BEGIN

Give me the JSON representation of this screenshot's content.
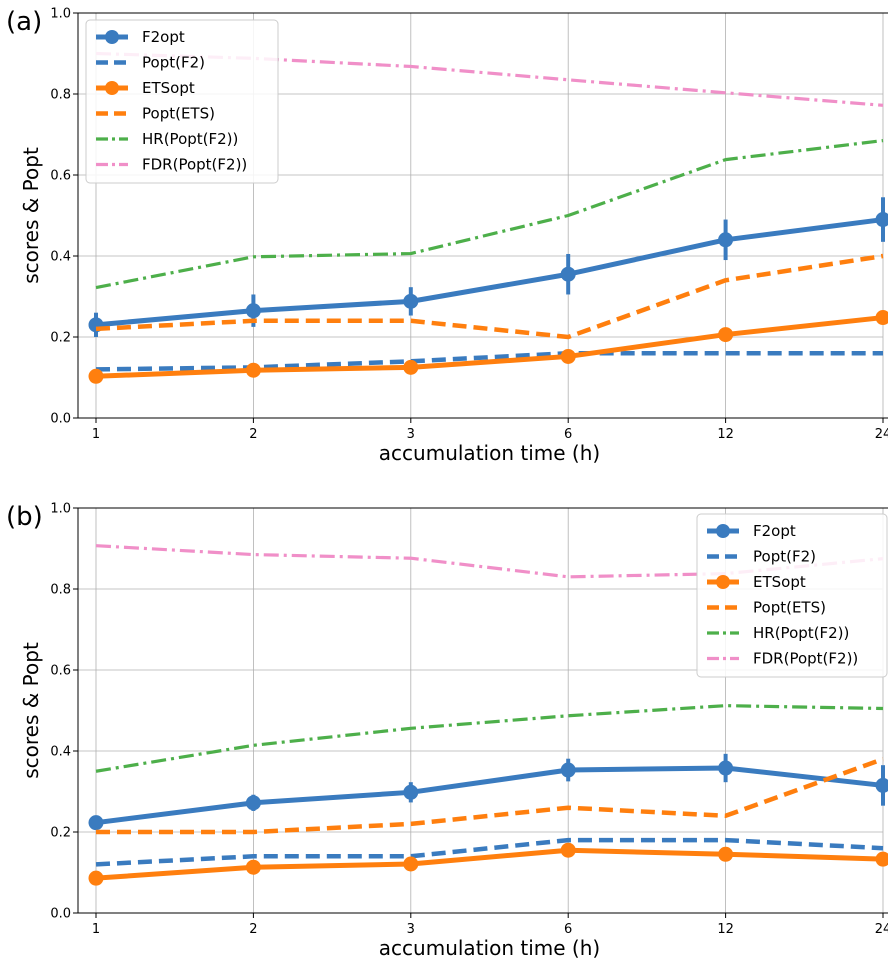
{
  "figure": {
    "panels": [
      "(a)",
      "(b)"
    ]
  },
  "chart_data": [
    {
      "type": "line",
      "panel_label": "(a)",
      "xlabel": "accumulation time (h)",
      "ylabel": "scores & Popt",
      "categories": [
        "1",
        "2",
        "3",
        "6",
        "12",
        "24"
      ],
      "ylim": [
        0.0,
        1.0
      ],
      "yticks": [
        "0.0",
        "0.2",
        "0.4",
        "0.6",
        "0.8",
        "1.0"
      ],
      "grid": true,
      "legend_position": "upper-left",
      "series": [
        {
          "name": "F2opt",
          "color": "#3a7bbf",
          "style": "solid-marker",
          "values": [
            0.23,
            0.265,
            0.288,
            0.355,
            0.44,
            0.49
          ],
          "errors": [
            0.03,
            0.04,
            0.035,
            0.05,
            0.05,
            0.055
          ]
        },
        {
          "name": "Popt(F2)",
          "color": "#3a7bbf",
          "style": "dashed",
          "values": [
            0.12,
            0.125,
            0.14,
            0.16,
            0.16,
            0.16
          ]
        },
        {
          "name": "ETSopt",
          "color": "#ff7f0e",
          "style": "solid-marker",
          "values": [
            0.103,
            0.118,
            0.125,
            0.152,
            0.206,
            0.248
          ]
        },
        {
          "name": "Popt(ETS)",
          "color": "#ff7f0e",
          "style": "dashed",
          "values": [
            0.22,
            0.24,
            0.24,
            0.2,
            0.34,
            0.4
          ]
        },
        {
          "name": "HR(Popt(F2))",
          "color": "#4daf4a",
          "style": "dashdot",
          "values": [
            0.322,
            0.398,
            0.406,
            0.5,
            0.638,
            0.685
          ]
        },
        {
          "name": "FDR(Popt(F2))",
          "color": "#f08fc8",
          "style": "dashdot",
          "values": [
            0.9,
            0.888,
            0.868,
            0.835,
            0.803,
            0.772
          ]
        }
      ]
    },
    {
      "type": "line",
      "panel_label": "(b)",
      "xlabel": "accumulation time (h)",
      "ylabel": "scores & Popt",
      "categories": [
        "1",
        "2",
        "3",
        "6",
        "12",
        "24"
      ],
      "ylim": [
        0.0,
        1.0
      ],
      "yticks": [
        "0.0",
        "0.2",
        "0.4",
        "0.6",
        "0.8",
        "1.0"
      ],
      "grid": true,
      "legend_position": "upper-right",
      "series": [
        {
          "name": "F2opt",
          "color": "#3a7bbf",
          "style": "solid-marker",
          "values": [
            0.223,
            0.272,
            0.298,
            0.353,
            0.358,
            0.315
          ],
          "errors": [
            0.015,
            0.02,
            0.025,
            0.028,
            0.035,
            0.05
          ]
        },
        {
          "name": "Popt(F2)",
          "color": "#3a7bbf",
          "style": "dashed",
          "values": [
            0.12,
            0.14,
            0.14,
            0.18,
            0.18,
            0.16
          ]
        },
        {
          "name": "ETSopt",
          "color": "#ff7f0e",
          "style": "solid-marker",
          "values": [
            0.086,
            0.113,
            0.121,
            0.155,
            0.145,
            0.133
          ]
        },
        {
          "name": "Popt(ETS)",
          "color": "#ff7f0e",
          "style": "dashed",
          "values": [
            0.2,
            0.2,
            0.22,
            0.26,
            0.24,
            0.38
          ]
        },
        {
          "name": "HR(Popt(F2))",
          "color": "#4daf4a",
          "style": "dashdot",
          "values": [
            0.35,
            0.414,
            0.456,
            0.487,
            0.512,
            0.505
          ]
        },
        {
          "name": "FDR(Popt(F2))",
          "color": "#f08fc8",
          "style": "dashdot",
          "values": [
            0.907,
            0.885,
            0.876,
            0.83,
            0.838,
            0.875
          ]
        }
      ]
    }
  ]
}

END
BEGIN

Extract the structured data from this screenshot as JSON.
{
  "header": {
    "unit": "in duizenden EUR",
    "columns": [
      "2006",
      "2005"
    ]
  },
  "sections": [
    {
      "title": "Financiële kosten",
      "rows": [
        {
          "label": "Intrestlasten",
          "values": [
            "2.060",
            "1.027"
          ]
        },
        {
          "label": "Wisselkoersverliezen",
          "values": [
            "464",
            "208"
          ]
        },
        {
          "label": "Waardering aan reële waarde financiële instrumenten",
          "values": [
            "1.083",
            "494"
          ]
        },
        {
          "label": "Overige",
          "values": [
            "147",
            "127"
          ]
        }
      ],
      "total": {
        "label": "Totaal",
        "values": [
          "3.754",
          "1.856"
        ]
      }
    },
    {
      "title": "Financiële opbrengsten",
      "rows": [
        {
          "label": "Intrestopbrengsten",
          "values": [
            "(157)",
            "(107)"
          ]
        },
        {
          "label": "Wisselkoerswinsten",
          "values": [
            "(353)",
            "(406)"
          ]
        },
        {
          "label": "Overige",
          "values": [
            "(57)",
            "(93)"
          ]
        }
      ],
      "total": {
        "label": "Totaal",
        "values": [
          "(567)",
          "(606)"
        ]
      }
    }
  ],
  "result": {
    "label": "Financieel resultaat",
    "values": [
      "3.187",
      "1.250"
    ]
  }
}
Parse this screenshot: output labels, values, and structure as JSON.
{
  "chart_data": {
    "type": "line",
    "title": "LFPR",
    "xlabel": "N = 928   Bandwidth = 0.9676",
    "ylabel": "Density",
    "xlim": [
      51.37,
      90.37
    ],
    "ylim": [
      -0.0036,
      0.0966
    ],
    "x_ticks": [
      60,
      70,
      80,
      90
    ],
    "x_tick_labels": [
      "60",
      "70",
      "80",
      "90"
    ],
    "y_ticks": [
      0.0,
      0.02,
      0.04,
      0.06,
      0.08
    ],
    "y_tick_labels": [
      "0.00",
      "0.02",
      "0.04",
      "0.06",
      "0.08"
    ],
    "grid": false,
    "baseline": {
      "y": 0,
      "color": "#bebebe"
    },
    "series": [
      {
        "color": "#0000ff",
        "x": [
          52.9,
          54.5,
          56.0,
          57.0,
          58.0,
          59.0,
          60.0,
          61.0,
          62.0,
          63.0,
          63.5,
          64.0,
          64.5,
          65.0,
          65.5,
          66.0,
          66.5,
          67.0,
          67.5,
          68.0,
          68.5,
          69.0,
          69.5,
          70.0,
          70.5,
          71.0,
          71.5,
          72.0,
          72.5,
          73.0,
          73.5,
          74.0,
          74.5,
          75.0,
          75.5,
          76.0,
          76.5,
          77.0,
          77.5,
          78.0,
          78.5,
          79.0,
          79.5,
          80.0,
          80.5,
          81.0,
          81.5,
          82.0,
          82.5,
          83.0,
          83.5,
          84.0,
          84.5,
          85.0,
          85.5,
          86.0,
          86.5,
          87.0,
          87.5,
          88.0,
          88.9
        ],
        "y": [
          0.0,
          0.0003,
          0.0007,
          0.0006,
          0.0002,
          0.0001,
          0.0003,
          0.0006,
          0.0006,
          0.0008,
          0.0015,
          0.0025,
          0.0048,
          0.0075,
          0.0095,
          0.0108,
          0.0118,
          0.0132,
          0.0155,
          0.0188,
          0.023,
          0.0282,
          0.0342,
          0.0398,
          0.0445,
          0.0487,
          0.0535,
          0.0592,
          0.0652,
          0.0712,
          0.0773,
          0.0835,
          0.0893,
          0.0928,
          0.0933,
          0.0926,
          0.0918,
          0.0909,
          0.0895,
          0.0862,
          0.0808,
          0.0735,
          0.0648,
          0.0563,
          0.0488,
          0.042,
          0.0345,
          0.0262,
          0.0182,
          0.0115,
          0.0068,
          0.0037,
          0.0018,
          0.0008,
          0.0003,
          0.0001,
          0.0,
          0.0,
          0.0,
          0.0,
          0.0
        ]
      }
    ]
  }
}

END
BEGIN

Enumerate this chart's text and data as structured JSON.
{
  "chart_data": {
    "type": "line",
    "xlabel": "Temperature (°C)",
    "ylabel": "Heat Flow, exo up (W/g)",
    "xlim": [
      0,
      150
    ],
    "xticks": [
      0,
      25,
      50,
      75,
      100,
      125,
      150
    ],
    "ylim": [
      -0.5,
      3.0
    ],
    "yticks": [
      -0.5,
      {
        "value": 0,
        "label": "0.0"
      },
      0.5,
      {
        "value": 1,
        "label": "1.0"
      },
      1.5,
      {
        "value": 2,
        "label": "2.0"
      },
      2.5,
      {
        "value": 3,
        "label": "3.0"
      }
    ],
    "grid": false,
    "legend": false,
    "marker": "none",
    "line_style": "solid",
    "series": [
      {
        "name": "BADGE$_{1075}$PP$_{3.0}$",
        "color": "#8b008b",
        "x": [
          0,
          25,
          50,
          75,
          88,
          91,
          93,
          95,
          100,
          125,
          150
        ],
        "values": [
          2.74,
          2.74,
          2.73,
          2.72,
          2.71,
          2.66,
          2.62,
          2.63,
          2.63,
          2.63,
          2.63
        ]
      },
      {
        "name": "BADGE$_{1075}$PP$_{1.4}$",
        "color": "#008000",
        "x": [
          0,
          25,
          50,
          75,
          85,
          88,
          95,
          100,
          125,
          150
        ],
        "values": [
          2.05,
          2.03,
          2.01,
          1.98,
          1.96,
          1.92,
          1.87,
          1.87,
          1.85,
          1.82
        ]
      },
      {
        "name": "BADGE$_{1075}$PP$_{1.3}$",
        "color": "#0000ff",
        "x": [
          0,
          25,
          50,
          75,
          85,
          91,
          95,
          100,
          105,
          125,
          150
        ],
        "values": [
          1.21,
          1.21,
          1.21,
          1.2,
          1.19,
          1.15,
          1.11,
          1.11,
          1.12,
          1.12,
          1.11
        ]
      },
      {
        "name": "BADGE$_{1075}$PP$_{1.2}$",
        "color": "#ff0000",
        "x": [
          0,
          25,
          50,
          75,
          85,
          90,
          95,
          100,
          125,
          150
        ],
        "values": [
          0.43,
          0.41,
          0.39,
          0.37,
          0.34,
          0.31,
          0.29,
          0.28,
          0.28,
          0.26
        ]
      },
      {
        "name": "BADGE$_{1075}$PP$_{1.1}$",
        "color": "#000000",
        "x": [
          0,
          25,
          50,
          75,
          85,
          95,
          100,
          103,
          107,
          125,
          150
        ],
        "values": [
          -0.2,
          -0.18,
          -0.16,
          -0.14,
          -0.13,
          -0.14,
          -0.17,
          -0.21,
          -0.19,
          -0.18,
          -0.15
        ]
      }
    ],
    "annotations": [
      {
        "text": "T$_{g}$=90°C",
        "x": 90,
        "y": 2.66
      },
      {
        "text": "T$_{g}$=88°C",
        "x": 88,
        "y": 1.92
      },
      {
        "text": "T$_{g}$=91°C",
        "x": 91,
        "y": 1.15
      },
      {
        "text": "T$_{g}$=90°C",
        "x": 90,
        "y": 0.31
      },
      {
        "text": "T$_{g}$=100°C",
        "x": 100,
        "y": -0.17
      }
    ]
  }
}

END

WHAT IS NEEDED: Pull out all lines containing "ylabel".

SOLUTION TO THIS PROBLEM:
      "ylabel": "scores & Popt",
      "ylabel": "scores & Popt",
    "ylabel": "Density",
    "ylabel": "Heat Flow, exo up (W/g)",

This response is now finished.